## Start Data provided

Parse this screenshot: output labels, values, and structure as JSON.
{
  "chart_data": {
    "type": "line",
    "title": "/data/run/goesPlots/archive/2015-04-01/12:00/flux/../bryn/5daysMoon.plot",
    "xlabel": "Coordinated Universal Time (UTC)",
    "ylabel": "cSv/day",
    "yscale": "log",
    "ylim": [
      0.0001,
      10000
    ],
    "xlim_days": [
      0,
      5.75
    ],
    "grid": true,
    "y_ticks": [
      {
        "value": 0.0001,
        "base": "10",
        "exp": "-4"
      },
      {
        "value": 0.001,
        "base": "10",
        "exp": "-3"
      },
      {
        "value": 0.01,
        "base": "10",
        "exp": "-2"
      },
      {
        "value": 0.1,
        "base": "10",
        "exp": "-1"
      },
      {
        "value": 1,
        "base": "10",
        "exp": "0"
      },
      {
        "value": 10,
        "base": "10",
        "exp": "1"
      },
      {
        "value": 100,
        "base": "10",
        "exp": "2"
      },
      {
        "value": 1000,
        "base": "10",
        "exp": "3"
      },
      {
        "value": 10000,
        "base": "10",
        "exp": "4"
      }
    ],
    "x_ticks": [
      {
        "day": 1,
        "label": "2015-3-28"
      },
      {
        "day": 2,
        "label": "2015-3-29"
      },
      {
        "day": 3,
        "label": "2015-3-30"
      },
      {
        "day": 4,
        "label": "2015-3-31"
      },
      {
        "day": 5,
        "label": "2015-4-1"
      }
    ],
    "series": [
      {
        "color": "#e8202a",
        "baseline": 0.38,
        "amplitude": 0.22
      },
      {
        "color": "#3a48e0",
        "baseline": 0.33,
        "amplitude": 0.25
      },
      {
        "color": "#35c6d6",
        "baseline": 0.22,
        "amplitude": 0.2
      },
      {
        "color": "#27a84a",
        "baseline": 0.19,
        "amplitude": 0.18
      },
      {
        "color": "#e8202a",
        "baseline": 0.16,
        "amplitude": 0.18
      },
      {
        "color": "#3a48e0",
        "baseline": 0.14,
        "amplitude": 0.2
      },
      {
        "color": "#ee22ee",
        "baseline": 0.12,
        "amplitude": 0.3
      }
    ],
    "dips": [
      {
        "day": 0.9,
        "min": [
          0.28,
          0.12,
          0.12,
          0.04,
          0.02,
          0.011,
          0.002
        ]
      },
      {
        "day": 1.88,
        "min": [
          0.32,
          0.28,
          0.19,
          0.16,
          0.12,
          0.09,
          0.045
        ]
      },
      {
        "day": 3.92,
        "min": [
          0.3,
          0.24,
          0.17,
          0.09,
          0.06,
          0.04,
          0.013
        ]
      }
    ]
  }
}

## End Data provided

_Do this_
All of the material above needs to be copied exactly.

_Solution to this exercise_
Parse this screenshot: output labels, values, and structure as JSON.
{
  "chart_data": {
    "type": "line",
    "title": "/data/run/goesPlots/archive/2015-04-01/12:00/flux/../bryn/5daysMoon.plot",
    "xlabel": "Coordinated Universal Time (UTC)",
    "ylabel": "cSv/day",
    "yscale": "log",
    "ylim": [
      0.0001,
      10000
    ],
    "xlim_days": [
      0,
      5.75
    ],
    "grid": true,
    "y_ticks": [
      {
        "value": 0.0001,
        "base": "10",
        "exp": "-4"
      },
      {
        "value": 0.001,
        "base": "10",
        "exp": "-3"
      },
      {
        "value": 0.01,
        "base": "10",
        "exp": "-2"
      },
      {
        "value": 0.1,
        "base": "10",
        "exp": "-1"
      },
      {
        "value": 1,
        "base": "10",
        "exp": "0"
      },
      {
        "value": 10,
        "base": "10",
        "exp": "1"
      },
      {
        "value": 100,
        "base": "10",
        "exp": "2"
      },
      {
        "value": 1000,
        "base": "10",
        "exp": "3"
      },
      {
        "value": 10000,
        "base": "10",
        "exp": "4"
      }
    ],
    "x_ticks": [
      {
        "day": 1,
        "label": "2015-3-28"
      },
      {
        "day": 2,
        "label": "2015-3-29"
      },
      {
        "day": 3,
        "label": "2015-3-30"
      },
      {
        "day": 4,
        "label": "2015-3-31"
      },
      {
        "day": 5,
        "label": "2015-4-1"
      }
    ],
    "series": [
      {
        "color": "#e8202a",
        "baseline": 0.38,
        "amplitude": 0.22
      },
      {
        "color": "#3a48e0",
        "baseline": 0.33,
        "amplitude": 0.25
      },
      {
        "color": "#35c6d6",
        "baseline": 0.22,
        "amplitude": 0.2
      },
      {
        "color": "#27a84a",
        "baseline": 0.19,
        "amplitude": 0.18
      },
      {
        "color": "#e8202a",
        "baseline": 0.16,
        "amplitude": 0.18
      },
      {
        "color": "#3a48e0",
        "baseline": 0.14,
        "amplitude": 0.2
      },
      {
        "color": "#ee22ee",
        "baseline": 0.12,
        "amplitude": 0.3
      }
    ],
    "dips": [
      {
        "day": 0.9,
        "min": [
          0.28,
          0.12,
          0.12,
          0.04,
          0.02,
          0.011,
          0.002
        ]
      },
      {
        "day": 1.88,
        "min": [
          0.32,
          0.28,
          0.19,
          0.16,
          0.12,
          0.09,
          0.045
        ]
      },
      {
        "day": 3.92,
        "min": [
          0.3,
          0.24,
          0.17,
          0.09,
          0.06,
          0.04,
          0.013
        ]
      }
    ]
  }
}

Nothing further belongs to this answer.